[Begin]

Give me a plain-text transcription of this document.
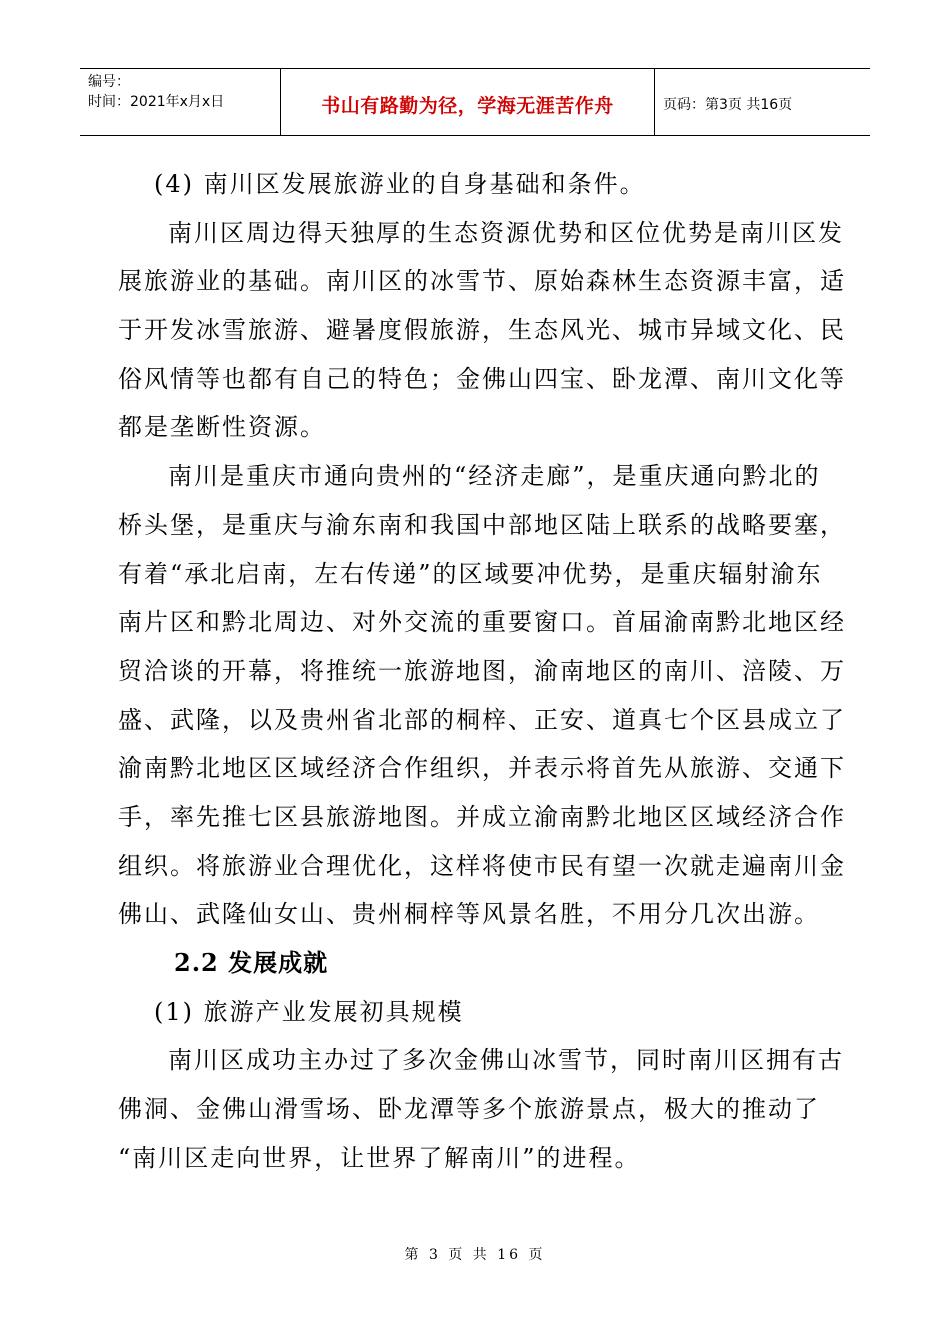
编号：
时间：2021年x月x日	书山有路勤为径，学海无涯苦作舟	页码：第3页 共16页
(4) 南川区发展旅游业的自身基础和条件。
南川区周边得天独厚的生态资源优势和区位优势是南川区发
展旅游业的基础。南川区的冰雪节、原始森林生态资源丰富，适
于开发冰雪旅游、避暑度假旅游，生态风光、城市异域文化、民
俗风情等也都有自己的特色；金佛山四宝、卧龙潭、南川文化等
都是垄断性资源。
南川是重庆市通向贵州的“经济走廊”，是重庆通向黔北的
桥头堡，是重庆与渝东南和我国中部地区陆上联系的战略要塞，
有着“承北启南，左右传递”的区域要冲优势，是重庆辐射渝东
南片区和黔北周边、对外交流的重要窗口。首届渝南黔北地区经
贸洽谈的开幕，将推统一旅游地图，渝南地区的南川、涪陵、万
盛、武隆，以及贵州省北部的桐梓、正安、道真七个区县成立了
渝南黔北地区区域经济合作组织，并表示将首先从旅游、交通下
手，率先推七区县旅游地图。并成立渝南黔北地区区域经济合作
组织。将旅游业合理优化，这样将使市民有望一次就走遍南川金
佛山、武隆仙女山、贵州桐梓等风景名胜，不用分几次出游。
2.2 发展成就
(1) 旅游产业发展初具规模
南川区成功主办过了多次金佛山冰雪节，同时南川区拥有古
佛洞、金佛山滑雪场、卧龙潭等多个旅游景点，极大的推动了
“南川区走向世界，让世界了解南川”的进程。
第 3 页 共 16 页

[End]

◆ Exercise instructions
Repeat the listing in full and exactly. Do not include any images.

◆ Result for this task
Give me a plain-text transcription of this document.
编号：
时间：2021年x月x日	书山有路勤为径，学海无涯苦作舟	页码：第3页 共16页
(4) 南川区发展旅游业的自身基础和条件。
南川区周边得天独厚的生态资源优势和区位优势是南川区发
展旅游业的基础。南川区的冰雪节、原始森林生态资源丰富，适
于开发冰雪旅游、避暑度假旅游，生态风光、城市异域文化、民
俗风情等也都有自己的特色；金佛山四宝、卧龙潭、南川文化等
都是垄断性资源。
南川是重庆市通向贵州的“经济走廊”，是重庆通向黔北的
桥头堡，是重庆与渝东南和我国中部地区陆上联系的战略要塞，
有着“承北启南，左右传递”的区域要冲优势，是重庆辐射渝东
南片区和黔北周边、对外交流的重要窗口。首届渝南黔北地区经
贸洽谈的开幕，将推统一旅游地图，渝南地区的南川、涪陵、万
盛、武隆，以及贵州省北部的桐梓、正安、道真七个区县成立了
渝南黔北地区区域经济合作组织，并表示将首先从旅游、交通下
手，率先推七区县旅游地图。并成立渝南黔北地区区域经济合作
组织。将旅游业合理优化，这样将使市民有望一次就走遍南川金
佛山、武隆仙女山、贵州桐梓等风景名胜，不用分几次出游。
2.2 发展成就
(1) 旅游产业发展初具规模
南川区成功主办过了多次金佛山冰雪节，同时南川区拥有古
佛洞、金佛山滑雪场、卧龙潭等多个旅游景点，极大的推动了
“南川区走向世界，让世界了解南川”的进程。
第 3 页 共 16 页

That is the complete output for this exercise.